§ Work required: Change every "guest-name" to "attendee-name" in the records, from the start of the records through the line that contains "poster-title-box: 30 JAHRE [428,450,478,471]", and leave everything else in those lines unchanged.

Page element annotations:
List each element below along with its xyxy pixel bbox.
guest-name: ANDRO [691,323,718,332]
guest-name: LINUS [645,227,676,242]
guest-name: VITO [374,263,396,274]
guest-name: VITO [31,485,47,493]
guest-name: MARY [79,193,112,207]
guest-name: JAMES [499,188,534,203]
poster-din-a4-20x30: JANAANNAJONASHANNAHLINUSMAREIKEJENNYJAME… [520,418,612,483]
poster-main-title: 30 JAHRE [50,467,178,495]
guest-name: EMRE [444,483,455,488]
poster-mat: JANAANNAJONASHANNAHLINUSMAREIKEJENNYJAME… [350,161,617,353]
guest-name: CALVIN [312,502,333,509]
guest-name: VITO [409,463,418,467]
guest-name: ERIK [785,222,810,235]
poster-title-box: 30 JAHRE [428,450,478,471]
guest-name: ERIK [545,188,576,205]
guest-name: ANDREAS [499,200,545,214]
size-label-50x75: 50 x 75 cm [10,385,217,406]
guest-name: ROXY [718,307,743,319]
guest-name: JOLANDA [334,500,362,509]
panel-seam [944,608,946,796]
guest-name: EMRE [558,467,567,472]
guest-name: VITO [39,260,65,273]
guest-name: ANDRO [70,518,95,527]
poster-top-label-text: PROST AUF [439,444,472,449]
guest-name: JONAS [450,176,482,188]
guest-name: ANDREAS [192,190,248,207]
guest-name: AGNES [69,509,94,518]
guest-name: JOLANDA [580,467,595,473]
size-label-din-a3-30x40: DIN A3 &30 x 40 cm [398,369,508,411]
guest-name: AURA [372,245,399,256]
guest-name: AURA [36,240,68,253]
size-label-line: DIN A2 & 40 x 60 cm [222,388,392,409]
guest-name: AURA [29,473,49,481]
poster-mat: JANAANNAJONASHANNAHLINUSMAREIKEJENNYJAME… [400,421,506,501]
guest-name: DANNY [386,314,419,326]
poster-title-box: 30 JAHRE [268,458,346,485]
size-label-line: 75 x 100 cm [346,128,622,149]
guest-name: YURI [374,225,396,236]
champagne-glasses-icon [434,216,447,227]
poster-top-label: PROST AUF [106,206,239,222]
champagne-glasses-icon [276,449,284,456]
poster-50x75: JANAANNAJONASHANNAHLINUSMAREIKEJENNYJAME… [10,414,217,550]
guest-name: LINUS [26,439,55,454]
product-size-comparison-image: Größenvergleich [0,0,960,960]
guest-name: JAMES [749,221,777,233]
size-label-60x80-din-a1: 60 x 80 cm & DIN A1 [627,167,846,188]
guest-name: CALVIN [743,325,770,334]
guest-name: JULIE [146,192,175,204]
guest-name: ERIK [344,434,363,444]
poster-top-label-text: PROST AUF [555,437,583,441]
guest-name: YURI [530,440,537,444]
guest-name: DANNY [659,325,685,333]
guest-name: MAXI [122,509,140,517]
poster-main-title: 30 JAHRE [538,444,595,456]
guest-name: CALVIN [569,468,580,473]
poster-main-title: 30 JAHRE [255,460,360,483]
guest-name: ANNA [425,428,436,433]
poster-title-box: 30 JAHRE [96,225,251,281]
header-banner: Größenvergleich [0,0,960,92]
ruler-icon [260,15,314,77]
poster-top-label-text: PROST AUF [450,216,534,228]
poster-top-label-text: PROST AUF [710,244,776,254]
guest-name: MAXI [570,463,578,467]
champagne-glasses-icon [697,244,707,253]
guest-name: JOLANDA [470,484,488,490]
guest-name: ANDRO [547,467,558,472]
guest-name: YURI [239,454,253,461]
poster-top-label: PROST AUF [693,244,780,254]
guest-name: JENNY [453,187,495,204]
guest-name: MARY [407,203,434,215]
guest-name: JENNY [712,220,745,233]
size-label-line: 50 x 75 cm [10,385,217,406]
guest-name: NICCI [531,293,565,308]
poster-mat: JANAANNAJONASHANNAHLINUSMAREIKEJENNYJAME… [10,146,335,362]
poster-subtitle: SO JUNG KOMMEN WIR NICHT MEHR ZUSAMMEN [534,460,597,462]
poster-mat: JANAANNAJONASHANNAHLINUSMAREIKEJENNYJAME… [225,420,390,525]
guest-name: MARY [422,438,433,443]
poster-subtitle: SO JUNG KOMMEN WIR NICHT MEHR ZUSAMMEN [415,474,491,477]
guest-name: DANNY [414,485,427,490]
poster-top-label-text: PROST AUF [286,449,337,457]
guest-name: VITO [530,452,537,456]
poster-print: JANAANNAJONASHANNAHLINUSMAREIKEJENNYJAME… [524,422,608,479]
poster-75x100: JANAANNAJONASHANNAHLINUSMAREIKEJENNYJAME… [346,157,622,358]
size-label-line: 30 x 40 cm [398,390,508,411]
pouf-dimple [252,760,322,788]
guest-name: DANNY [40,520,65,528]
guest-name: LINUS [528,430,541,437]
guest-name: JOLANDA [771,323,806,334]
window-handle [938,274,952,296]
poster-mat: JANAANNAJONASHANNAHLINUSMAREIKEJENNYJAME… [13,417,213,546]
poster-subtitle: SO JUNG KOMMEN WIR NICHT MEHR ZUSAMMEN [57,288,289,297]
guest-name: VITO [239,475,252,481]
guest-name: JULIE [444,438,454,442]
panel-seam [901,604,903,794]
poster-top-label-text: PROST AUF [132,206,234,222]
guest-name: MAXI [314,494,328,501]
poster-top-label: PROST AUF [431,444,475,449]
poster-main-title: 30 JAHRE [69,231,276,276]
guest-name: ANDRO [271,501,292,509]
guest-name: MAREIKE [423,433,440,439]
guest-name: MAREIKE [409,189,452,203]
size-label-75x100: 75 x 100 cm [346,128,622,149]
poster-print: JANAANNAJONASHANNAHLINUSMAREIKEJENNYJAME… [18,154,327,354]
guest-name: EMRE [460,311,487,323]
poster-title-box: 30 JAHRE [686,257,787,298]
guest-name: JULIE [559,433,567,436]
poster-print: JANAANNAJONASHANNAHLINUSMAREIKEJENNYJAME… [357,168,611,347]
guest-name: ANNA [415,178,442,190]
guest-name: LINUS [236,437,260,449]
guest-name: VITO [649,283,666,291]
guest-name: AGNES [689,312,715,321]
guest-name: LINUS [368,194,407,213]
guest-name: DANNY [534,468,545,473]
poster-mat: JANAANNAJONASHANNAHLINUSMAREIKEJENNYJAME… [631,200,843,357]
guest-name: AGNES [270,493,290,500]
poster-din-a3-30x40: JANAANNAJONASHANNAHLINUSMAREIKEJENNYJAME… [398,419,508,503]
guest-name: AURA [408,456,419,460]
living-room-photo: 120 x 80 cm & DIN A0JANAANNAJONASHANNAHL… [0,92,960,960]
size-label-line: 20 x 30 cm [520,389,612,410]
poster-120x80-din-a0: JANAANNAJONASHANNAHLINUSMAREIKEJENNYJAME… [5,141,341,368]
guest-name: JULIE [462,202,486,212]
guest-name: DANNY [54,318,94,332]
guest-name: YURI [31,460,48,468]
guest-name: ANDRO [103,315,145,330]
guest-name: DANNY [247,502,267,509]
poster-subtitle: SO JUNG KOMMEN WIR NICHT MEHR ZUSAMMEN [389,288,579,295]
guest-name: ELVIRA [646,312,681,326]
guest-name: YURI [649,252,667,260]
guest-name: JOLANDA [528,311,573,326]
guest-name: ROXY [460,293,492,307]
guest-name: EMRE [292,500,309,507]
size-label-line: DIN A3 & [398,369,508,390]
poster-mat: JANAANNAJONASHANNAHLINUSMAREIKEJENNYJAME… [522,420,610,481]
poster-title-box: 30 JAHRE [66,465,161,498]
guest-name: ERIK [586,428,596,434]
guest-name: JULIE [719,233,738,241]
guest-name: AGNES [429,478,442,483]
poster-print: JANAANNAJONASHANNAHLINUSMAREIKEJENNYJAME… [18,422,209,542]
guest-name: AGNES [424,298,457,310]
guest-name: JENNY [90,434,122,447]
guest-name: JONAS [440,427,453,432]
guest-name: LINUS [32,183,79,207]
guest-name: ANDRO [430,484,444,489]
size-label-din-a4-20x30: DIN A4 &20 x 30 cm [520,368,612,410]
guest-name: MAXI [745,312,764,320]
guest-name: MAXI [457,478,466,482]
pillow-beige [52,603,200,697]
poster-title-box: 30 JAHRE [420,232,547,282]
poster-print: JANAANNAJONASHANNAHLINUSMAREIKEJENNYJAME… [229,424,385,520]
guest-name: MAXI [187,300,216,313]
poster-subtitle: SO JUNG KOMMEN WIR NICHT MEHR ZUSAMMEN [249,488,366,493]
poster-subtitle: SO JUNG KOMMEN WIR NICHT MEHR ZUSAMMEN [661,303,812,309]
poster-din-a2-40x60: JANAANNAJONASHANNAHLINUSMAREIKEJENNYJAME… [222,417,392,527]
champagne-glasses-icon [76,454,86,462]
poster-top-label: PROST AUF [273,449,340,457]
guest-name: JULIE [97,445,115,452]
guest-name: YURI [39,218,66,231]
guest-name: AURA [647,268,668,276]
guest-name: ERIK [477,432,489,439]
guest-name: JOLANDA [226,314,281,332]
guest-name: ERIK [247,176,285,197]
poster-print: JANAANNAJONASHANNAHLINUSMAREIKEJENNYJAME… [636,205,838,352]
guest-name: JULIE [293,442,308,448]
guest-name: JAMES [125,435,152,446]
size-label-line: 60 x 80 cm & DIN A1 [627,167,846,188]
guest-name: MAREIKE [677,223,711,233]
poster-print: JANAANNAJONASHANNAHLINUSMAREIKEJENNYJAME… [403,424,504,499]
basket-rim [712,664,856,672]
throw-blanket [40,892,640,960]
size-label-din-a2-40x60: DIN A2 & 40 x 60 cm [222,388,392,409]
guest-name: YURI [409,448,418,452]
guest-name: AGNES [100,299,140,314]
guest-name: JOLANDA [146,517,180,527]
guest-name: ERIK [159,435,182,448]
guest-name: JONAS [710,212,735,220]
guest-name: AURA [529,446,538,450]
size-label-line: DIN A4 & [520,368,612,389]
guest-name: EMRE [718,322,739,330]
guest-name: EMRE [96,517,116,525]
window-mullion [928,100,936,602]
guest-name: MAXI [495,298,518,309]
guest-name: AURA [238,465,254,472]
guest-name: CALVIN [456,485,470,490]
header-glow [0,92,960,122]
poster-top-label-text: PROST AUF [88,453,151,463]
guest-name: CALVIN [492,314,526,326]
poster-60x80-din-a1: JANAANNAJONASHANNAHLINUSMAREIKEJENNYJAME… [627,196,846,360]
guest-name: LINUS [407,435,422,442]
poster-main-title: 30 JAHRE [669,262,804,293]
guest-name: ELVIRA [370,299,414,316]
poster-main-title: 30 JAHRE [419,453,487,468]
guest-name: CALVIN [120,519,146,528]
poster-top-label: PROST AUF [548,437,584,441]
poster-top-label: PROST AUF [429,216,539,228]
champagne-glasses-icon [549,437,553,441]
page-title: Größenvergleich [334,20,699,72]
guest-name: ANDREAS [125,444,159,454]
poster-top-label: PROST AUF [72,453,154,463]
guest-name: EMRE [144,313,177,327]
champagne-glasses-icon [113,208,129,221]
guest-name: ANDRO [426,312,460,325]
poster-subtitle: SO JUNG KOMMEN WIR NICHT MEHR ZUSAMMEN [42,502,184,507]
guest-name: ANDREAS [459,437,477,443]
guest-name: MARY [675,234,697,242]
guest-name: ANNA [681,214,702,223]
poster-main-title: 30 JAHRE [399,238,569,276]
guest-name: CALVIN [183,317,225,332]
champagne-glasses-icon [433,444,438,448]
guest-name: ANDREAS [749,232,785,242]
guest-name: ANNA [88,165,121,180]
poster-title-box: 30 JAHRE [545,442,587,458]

§ Output for this task:
List each element below along with its xyxy pixel bbox.
attendee-name: ANDRO [691,323,718,332]
attendee-name: LINUS [645,227,676,242]
attendee-name: VITO [374,263,396,274]
attendee-name: VITO [31,485,47,493]
attendee-name: MARY [79,193,112,207]
attendee-name: JAMES [499,188,534,203]
poster-din-a4-20x30: JANAANNAJONASHANNAHLINUSMAREIKEJENNYJAME… [520,418,612,483]
poster-main-title: 30 JAHRE [50,467,178,495]
attendee-name: EMRE [444,483,455,488]
poster-mat: JANAANNAJONASHANNAHLINUSMAREIKEJENNYJAME… [350,161,617,353]
attendee-name: CALVIN [312,502,333,509]
attendee-name: VITO [409,463,418,467]
attendee-name: ERIK [785,222,810,235]
poster-title-box: 30 JAHRE [428,450,478,471]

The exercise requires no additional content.